### [Brief]
Go through the data below. List every line that holds the word "text".
==== Records supplied ====
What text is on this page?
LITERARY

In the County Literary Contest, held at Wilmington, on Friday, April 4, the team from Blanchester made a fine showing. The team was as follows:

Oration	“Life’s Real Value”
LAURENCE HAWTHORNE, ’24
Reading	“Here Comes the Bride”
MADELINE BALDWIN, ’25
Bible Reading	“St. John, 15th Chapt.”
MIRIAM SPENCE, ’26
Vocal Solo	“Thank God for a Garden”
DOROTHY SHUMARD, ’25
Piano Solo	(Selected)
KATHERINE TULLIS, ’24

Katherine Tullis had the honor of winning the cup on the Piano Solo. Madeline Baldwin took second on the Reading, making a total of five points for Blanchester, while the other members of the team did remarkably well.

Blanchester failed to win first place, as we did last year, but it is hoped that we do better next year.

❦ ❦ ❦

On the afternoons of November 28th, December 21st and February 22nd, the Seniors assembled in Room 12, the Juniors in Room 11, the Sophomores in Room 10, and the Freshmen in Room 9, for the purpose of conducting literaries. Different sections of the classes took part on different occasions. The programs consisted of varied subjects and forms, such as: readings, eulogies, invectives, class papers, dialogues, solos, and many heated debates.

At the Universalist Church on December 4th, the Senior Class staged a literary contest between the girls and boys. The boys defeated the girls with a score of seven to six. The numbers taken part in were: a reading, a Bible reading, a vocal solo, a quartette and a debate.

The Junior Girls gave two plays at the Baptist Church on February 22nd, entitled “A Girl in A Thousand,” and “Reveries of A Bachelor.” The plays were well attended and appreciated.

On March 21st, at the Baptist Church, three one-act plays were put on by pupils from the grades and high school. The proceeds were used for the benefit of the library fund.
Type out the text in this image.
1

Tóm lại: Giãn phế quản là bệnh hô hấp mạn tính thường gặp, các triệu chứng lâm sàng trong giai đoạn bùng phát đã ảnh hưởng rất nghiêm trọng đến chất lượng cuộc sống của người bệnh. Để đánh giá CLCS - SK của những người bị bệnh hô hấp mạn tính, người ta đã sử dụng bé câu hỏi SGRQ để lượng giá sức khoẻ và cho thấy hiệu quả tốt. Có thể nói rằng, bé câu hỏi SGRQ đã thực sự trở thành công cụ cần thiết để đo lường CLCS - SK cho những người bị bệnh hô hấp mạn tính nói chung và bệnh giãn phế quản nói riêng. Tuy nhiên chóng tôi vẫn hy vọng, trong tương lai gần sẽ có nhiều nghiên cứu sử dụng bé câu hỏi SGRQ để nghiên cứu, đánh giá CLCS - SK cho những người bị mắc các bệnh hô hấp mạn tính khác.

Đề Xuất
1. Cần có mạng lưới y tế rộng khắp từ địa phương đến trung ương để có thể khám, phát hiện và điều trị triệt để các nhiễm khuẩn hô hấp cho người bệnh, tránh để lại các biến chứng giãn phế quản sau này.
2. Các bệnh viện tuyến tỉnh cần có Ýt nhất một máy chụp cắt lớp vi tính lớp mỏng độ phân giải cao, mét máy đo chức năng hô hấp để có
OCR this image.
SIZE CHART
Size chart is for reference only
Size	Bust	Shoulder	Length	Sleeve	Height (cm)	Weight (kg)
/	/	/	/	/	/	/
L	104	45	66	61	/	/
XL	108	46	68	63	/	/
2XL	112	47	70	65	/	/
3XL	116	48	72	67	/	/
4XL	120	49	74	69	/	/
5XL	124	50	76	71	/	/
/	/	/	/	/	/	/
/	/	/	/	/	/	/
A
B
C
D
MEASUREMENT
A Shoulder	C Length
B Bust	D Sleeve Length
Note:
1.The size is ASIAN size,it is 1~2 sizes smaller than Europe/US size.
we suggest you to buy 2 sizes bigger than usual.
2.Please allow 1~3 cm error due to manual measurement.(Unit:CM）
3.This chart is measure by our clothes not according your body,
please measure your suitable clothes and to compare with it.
====
### [Written response]
What text is on this page?
Type out the text in this image.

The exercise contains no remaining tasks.